**DOCUMENT SECTION**
I just read your article quoting data researched from 2006-2010 in the Lake Simcoe Living magazine. This was seven years ago and I just wanted to know if any research is ongoing and if fish stocking is taking place. I have heard stories of the abundance of Comordants decimating the young bass and many of my fishing friends are having trouble catching anything of late.

 Answer:

Hi Paul,

Thanks for your email.

YES!  There is a lot of research and monitoring going on with Lake Simcoe. In fact, thanks to the Lake Simcoe Protection Plan and Act- extra funds have been allocated for several years now on a wide variety of projects. Additionally MNRF’s Lake Simcoe Fisheries Assessment Unit – located right on the water out of Sibalds Point Provincial Park, has been monitoring and researching the fish of the lake for many decades now.  They have on-the water programs that provide trend thru time data that enables fishery managers with both the Aurora and Midhurst District MNRF offices important data that helps them manage the fisheries … make regulation changes when required, stocking assessments and so on. 

MNRF still stocks 140,000 whitefish and 40,000 lake trout into the lake every year.  Additionally the Lake Simcoe Muskie Restoration Program stocks muskie into the lake every fall to try and bring that species back.

Layout records:
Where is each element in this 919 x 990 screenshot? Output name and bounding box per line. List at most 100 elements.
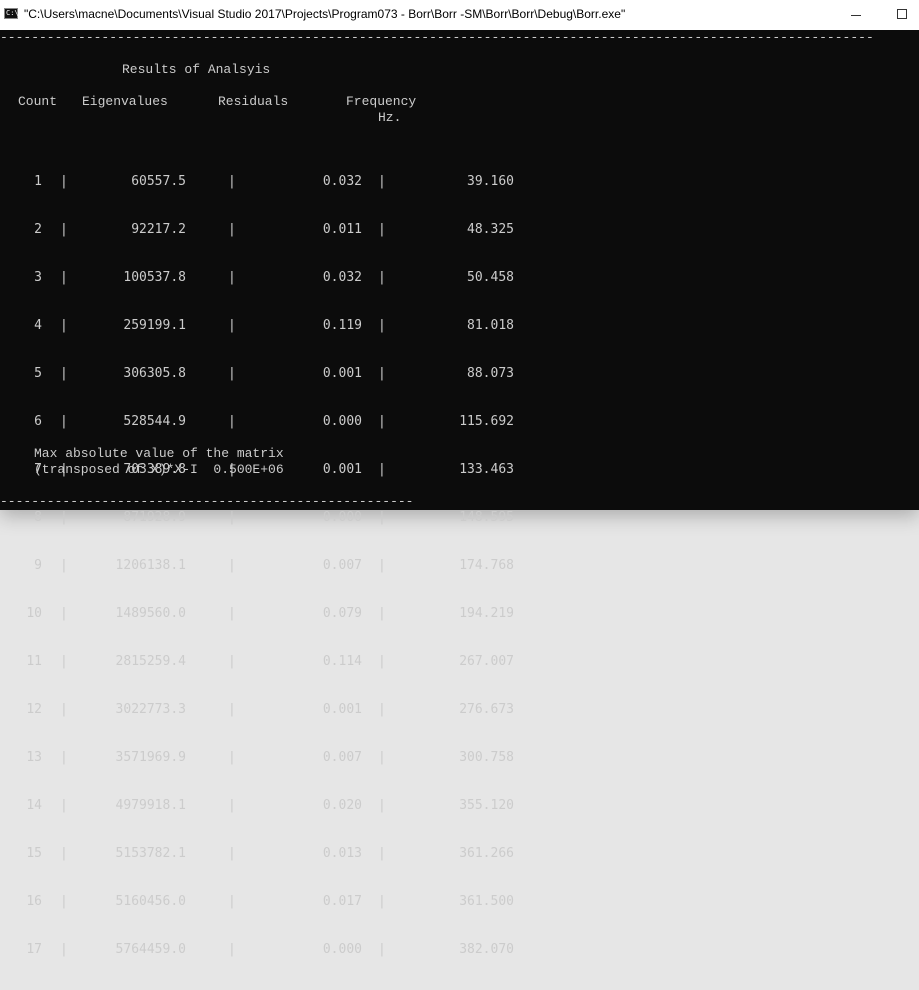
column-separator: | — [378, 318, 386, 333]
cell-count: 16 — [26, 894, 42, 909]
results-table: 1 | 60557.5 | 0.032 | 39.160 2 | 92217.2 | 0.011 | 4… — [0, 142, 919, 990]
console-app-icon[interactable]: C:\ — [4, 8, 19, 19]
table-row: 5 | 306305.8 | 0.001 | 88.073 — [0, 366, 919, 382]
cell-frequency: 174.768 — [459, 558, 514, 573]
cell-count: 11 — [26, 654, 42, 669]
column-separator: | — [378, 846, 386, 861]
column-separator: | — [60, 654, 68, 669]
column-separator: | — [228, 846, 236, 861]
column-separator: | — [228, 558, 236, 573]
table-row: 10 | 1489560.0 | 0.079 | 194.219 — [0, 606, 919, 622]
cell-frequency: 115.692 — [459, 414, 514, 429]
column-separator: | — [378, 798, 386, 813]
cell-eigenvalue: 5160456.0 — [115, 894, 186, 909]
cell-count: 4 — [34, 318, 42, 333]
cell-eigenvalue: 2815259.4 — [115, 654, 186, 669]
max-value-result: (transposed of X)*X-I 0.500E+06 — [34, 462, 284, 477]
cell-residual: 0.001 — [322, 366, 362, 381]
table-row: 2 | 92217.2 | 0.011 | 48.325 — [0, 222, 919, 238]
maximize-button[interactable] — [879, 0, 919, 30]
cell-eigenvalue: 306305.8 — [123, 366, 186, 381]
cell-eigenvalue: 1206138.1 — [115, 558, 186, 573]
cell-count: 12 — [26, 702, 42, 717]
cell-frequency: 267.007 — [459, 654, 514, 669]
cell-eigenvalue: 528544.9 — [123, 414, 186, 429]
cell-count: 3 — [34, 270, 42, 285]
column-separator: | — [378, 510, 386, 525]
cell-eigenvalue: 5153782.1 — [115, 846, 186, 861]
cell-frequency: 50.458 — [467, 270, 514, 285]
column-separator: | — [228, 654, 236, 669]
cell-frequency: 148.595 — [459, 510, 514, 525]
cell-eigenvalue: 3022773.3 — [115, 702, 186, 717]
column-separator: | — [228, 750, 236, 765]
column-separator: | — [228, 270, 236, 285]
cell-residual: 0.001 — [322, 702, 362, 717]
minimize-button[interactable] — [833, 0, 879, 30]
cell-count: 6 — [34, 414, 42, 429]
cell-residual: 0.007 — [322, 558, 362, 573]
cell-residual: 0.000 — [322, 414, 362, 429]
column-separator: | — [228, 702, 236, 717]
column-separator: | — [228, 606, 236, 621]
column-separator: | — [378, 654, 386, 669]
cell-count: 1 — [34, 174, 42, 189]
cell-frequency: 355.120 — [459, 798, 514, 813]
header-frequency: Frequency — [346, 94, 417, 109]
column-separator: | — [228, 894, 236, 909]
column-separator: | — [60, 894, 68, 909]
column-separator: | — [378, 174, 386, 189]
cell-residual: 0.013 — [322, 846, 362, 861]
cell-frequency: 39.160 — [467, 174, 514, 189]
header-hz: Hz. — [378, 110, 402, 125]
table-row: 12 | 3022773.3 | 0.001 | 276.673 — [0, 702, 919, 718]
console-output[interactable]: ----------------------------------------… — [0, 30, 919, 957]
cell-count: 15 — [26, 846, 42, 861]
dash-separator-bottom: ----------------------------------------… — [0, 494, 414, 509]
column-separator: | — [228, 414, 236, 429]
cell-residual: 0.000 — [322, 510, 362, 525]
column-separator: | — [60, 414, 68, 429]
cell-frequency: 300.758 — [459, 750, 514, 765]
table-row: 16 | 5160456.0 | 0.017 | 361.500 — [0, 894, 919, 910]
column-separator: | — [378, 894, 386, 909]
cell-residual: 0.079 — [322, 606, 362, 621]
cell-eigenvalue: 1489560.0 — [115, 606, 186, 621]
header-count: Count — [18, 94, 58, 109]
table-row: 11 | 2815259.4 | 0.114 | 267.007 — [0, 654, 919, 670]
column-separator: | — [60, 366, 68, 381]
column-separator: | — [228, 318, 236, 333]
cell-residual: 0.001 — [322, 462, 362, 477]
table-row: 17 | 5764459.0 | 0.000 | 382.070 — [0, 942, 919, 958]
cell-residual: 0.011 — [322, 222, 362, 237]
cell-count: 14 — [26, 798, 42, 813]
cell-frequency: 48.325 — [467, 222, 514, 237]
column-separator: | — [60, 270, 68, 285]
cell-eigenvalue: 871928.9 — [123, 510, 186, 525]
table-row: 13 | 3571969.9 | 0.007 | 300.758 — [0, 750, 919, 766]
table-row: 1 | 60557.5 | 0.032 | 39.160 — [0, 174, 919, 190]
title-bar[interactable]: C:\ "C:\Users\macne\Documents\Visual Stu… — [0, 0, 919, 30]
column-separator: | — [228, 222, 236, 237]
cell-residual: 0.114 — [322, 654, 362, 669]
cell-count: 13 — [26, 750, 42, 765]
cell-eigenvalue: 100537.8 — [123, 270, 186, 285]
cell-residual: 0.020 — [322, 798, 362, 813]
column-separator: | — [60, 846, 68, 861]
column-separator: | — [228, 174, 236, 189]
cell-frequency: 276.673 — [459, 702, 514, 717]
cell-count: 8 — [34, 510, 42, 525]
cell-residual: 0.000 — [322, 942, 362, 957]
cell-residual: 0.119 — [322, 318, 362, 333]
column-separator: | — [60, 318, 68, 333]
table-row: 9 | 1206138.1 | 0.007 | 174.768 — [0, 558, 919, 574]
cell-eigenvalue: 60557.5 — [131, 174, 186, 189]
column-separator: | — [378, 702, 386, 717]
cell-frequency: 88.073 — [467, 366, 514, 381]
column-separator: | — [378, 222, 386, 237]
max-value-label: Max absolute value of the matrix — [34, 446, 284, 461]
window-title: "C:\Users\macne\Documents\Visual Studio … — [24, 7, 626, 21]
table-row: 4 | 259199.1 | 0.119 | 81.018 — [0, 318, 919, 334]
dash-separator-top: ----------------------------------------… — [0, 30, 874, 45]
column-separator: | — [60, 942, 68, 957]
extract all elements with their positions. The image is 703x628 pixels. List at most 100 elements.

--

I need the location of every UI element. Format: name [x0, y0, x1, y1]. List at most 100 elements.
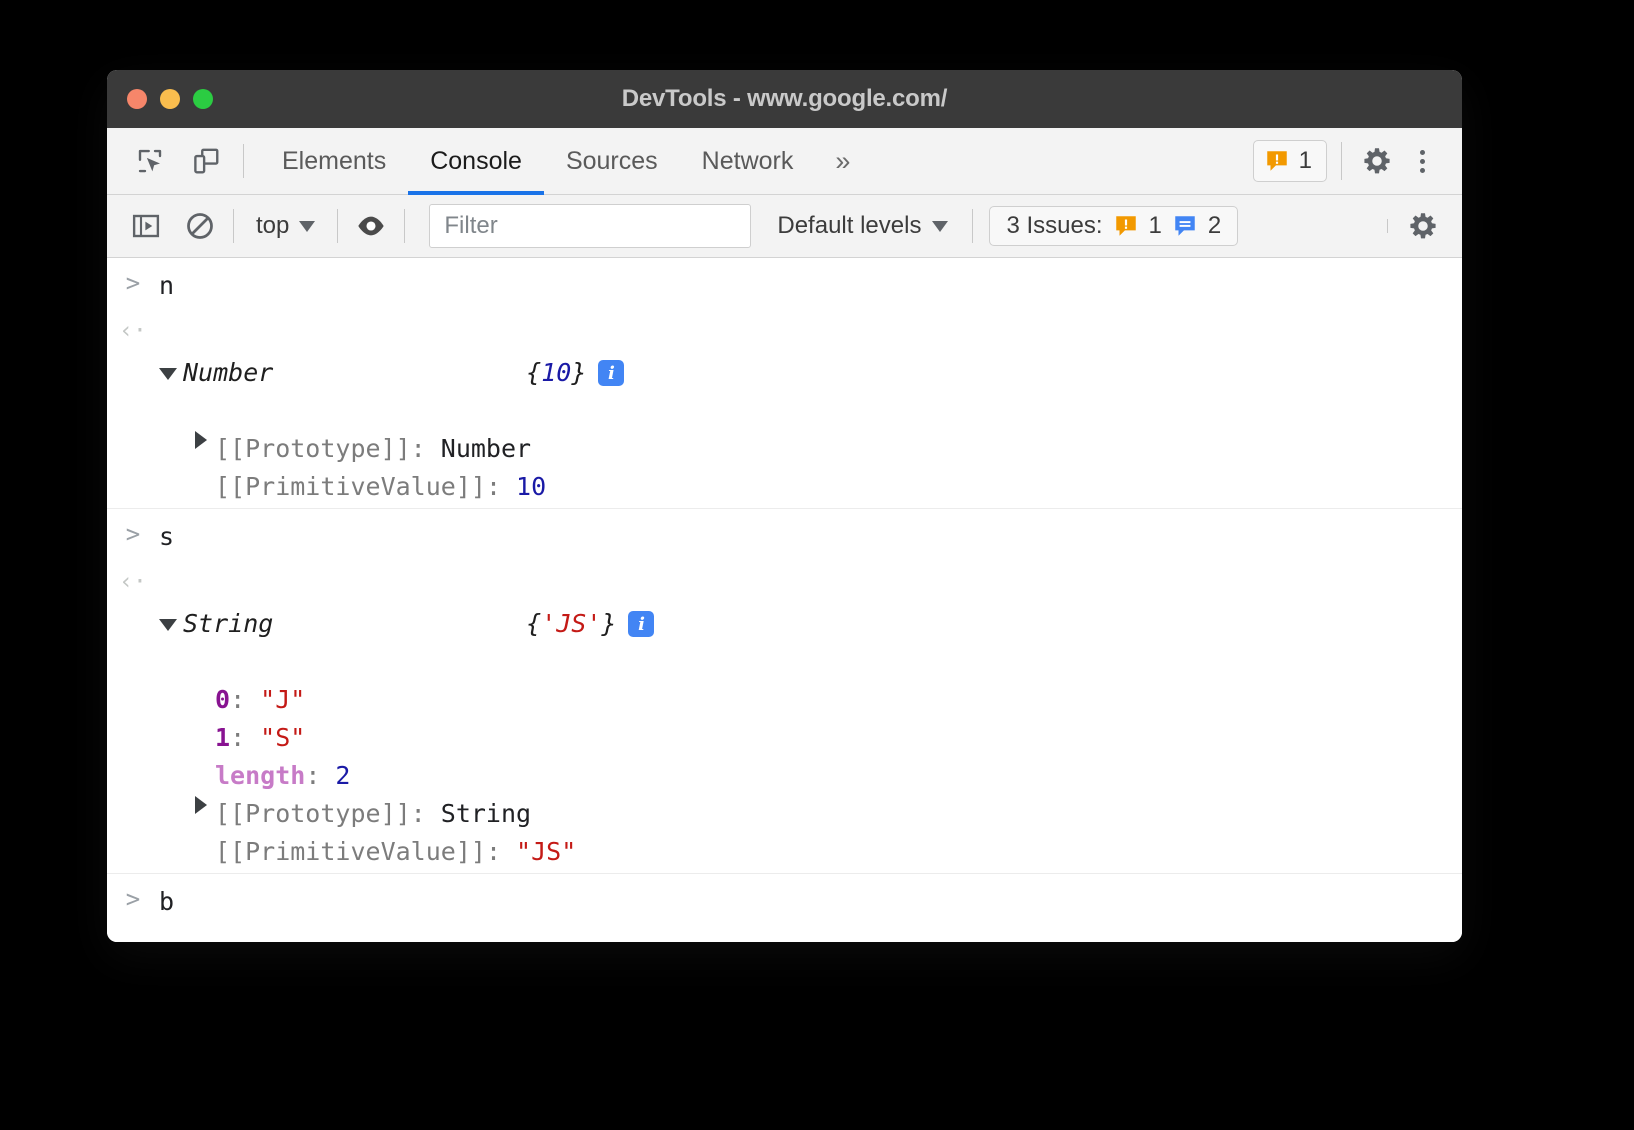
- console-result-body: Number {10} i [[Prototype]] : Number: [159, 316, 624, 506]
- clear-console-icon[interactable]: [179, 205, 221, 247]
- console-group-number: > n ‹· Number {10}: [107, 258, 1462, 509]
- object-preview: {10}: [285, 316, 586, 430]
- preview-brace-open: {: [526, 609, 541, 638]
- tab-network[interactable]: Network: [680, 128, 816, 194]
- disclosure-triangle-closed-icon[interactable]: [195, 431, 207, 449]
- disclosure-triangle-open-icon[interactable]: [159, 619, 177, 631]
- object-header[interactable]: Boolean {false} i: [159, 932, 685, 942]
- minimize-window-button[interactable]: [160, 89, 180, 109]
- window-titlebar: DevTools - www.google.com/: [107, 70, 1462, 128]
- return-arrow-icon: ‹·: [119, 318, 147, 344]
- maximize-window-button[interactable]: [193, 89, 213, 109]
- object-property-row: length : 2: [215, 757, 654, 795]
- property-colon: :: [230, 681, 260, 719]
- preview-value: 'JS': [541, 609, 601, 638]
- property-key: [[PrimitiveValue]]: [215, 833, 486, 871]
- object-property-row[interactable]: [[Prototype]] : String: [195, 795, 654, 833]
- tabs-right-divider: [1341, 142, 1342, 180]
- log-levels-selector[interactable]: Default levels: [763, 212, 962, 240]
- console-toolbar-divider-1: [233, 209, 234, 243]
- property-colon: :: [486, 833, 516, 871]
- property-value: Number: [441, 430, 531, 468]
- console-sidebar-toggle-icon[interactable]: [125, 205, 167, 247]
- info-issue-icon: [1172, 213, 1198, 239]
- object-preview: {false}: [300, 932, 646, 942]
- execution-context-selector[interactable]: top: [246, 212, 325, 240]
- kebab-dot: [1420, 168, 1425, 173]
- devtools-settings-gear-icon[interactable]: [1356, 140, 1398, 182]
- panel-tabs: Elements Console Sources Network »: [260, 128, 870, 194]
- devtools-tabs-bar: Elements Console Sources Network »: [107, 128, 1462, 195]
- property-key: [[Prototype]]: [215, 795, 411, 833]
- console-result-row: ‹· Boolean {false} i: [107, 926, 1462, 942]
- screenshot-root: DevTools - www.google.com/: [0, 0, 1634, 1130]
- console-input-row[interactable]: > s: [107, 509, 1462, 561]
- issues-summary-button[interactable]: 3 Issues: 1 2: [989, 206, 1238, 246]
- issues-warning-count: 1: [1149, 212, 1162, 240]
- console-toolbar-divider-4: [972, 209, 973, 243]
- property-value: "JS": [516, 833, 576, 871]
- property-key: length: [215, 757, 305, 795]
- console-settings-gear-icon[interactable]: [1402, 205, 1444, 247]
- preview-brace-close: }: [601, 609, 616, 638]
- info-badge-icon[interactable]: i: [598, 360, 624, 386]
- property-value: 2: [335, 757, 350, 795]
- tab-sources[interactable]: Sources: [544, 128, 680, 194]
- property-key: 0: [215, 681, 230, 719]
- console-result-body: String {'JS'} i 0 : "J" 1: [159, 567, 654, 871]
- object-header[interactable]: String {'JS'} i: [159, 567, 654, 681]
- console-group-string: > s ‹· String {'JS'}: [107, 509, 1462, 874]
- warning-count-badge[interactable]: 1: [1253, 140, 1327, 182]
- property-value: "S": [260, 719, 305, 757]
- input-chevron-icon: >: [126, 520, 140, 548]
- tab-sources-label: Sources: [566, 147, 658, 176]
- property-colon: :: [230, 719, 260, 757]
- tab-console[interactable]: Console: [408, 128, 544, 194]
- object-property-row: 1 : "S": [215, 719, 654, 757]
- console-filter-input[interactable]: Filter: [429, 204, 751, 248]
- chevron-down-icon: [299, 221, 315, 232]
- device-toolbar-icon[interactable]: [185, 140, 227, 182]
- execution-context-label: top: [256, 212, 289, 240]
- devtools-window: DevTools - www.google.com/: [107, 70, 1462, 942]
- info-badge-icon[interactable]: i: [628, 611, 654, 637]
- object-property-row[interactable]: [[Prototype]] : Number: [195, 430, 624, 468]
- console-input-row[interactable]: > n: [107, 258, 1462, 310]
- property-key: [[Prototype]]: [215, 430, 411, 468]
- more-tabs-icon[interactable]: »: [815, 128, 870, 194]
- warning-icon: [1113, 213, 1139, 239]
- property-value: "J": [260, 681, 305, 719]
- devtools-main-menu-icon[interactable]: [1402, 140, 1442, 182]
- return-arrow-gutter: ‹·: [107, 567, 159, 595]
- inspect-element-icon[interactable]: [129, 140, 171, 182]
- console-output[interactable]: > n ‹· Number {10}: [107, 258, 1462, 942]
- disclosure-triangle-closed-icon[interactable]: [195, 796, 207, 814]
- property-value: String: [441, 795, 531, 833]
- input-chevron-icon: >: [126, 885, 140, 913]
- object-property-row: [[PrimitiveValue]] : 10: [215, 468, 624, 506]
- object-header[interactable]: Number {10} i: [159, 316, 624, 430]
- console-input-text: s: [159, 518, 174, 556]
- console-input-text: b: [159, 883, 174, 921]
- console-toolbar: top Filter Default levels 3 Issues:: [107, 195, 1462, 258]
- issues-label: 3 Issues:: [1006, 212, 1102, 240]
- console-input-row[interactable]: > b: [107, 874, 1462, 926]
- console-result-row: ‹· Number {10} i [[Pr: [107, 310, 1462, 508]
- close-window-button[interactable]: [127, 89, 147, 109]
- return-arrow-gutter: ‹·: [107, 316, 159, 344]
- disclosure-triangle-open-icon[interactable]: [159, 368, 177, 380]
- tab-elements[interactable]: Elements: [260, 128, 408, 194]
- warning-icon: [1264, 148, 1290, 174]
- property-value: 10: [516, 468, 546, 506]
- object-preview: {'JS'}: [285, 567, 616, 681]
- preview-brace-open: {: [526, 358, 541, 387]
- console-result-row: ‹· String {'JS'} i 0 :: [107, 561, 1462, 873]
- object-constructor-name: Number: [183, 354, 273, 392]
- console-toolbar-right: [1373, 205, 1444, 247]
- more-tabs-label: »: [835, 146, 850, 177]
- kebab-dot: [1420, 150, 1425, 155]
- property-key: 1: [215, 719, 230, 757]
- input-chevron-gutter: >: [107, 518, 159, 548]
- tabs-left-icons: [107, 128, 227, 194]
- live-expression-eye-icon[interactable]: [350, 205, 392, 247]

**WHAT NEEDS TO BE DONE**
In the Lake Simcoe fishing Q&A, reproduce everything from "I just read" down to "for your email." word for word.

**OUTPUT FOR THIS TASK**
I just read your article quoting data researched from 2006-2010 in the Lake Simcoe Living magazine. This was seven years ago and I just wanted to know if any research is ongoing and if fish stocking is taking place. I have heard stories of the abundance of Comordants decimating the young bass and many of my fishing friends are having trouble catching anything of late.

 Answer:

Hi Paul,

Thanks for your email.